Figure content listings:
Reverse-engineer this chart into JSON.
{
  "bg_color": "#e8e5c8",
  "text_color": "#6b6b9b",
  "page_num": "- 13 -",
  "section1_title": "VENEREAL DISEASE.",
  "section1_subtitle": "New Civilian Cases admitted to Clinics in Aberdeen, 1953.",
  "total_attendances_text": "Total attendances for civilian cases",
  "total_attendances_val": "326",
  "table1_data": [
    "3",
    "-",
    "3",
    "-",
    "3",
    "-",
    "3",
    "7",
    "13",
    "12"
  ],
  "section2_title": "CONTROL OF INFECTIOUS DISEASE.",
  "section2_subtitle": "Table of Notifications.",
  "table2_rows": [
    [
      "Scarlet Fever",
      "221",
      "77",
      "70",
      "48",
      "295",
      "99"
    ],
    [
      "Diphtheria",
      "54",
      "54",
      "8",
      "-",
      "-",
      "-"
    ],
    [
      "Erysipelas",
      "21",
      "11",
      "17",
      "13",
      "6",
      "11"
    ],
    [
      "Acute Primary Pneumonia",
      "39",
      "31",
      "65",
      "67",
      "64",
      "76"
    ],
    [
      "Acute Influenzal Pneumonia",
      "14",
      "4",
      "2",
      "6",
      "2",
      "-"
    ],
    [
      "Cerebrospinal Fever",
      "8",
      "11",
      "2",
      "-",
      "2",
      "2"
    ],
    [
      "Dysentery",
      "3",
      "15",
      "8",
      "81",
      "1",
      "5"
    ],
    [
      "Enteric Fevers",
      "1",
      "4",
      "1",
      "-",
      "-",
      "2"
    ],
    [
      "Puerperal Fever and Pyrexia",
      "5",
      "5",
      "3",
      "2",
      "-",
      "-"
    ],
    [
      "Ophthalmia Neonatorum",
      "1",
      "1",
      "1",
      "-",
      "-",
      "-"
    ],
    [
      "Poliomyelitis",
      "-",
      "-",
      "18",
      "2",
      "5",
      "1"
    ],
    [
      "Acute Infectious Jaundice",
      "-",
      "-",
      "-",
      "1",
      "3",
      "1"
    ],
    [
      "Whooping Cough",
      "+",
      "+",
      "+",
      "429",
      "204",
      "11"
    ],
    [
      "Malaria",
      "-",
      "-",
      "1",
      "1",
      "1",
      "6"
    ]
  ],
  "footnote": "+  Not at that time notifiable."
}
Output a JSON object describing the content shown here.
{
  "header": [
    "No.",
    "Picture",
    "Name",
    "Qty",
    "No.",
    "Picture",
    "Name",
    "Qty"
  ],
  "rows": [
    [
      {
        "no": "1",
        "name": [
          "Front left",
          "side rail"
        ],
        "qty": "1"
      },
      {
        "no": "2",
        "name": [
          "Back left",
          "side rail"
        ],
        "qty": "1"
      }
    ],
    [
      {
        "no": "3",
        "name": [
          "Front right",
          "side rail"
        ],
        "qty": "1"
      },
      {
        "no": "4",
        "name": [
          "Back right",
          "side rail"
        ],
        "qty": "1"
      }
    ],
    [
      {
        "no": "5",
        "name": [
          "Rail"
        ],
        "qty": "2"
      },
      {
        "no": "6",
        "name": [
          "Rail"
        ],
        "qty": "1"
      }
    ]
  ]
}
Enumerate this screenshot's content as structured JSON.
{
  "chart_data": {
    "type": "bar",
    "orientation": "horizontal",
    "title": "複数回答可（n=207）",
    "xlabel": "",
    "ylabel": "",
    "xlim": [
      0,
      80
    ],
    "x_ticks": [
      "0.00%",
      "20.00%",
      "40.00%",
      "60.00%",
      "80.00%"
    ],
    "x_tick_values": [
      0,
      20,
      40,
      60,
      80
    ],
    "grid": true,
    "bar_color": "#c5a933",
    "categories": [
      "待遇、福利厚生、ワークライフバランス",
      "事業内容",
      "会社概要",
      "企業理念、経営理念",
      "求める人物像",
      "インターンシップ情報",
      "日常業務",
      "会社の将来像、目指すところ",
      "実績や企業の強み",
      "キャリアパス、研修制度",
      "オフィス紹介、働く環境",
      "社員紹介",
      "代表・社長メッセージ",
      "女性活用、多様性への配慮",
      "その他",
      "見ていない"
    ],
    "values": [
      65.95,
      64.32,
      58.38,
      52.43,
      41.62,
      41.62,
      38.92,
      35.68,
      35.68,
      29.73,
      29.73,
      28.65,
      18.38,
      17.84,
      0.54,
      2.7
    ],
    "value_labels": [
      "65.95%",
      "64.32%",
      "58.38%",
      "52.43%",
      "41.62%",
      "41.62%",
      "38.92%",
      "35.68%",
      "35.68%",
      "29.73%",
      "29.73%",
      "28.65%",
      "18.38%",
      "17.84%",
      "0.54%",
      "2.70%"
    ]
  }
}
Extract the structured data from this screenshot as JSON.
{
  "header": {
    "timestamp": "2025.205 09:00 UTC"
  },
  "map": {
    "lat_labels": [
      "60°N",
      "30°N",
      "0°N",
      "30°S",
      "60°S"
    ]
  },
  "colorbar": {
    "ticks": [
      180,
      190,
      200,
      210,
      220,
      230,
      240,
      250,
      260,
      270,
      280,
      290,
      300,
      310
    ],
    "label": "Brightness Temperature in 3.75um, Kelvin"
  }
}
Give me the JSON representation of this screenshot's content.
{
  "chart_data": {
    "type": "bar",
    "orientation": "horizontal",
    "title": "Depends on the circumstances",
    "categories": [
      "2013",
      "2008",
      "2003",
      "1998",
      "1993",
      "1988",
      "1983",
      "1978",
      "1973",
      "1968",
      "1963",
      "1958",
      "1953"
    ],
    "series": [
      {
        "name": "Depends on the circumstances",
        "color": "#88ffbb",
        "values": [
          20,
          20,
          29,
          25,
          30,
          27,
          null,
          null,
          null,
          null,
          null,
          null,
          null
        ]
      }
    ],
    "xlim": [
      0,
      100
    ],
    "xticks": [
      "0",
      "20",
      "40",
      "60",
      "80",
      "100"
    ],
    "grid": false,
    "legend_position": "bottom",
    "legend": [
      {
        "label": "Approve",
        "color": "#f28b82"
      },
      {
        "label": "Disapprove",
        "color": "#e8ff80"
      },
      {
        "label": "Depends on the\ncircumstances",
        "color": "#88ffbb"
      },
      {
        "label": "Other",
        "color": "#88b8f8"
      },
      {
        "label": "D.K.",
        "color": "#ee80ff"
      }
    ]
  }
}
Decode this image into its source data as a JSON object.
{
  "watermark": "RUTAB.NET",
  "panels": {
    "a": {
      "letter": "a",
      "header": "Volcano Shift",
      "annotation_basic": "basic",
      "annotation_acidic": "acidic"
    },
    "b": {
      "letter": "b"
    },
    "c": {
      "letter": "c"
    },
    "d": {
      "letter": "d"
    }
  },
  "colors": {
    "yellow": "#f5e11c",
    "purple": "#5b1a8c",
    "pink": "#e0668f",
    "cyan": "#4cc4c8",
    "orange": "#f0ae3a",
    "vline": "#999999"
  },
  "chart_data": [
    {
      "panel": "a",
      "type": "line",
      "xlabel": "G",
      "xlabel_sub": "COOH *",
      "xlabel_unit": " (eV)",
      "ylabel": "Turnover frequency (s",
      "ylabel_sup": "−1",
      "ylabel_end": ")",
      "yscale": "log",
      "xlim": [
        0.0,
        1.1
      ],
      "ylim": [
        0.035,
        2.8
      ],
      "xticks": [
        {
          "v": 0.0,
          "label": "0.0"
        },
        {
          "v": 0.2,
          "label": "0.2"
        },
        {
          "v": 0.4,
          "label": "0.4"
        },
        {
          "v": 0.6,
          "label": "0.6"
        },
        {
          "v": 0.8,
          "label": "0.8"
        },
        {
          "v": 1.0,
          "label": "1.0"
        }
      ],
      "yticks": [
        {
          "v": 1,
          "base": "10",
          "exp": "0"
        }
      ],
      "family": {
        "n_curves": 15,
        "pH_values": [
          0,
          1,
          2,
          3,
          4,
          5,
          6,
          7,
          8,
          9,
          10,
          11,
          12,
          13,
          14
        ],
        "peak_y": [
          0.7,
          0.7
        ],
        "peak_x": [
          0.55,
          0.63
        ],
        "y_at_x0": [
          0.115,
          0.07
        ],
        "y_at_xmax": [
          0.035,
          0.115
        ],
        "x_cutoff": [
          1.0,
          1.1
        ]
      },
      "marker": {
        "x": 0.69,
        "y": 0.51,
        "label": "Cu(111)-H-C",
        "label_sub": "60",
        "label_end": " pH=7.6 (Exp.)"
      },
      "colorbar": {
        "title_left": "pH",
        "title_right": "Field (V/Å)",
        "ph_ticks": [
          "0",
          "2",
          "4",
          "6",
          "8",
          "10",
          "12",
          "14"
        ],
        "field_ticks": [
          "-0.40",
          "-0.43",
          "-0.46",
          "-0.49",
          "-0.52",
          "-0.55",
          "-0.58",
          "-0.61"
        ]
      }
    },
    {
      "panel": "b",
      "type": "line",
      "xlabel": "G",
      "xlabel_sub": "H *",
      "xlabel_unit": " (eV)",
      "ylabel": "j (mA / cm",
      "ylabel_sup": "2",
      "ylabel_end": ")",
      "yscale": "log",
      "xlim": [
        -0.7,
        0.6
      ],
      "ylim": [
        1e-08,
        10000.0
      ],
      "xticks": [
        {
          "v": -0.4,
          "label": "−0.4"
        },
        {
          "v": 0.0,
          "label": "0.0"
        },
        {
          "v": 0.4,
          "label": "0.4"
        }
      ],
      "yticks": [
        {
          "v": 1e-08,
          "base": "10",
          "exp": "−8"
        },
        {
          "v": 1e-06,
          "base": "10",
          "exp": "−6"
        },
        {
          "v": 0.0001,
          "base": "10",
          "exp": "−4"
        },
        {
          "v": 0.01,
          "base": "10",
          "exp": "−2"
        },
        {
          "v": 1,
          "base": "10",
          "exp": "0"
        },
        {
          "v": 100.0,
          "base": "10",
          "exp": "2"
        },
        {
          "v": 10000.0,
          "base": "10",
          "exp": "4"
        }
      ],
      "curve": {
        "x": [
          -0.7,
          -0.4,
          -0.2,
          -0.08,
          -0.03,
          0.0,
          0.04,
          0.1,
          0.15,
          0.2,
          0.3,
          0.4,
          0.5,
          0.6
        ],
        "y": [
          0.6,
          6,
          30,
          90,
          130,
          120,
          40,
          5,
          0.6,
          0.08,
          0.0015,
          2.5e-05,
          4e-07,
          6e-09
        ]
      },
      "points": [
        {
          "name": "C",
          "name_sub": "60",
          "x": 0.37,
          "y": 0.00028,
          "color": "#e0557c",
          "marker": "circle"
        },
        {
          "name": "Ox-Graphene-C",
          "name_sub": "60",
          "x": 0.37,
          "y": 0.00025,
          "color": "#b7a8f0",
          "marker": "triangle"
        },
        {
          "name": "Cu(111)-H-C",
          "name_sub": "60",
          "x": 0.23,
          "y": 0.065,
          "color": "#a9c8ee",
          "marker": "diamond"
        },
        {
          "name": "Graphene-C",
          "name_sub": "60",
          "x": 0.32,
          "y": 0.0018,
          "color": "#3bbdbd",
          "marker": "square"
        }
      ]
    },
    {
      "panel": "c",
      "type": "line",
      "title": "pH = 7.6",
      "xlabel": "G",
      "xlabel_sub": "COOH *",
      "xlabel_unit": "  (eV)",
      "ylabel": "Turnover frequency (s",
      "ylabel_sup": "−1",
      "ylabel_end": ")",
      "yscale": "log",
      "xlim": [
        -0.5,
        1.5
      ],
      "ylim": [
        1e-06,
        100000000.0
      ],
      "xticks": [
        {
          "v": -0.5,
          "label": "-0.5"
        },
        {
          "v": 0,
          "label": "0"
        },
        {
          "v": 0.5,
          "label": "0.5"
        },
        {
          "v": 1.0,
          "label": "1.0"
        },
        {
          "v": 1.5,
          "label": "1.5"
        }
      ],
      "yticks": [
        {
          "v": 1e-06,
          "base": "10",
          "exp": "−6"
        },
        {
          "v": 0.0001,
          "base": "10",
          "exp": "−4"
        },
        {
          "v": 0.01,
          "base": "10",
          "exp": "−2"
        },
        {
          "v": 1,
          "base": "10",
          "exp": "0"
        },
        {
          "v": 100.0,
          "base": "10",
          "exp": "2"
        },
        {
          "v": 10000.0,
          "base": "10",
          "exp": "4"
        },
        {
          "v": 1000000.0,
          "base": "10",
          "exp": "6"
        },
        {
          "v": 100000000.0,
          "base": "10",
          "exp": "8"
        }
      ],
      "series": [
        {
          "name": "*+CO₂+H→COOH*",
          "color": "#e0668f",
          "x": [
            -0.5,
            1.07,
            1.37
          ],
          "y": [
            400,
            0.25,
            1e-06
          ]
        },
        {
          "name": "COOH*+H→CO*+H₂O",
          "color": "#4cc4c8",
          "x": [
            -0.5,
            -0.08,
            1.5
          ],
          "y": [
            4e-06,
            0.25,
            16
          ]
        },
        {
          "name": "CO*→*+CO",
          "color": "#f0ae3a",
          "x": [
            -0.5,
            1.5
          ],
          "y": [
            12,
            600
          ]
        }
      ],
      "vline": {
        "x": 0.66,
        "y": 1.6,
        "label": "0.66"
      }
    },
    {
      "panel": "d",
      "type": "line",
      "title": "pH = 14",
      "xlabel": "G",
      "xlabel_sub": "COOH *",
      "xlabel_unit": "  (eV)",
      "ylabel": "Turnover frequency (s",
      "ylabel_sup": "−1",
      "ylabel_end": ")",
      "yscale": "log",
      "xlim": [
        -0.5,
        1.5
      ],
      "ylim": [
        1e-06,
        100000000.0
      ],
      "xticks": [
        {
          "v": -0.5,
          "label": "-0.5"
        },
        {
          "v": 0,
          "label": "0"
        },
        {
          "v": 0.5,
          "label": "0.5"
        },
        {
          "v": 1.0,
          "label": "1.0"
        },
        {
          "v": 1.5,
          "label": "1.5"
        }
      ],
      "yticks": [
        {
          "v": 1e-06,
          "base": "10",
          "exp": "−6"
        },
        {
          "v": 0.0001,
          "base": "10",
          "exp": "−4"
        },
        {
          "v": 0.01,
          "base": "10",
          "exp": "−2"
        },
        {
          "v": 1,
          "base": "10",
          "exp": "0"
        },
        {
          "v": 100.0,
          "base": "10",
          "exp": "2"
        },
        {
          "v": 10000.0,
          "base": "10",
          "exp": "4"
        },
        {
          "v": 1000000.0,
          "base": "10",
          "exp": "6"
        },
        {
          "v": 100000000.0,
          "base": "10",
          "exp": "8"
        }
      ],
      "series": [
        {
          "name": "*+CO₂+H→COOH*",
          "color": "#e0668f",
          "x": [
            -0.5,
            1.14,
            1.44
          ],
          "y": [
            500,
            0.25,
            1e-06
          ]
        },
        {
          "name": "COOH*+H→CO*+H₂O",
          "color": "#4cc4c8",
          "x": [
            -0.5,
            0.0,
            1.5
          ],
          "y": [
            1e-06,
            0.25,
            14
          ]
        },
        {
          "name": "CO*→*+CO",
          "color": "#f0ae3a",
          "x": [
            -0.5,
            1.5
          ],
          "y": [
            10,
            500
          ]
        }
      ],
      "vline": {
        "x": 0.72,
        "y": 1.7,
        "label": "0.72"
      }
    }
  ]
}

- TASK OBJECTIVE
List all lines from the entries that include the word "DISEASE".

- EXERCISE RESULT
  "section1_title": "VENEREAL DISEASE.",
  "section2_title": "CONTROL OF INFECTIOUS DISEASE.",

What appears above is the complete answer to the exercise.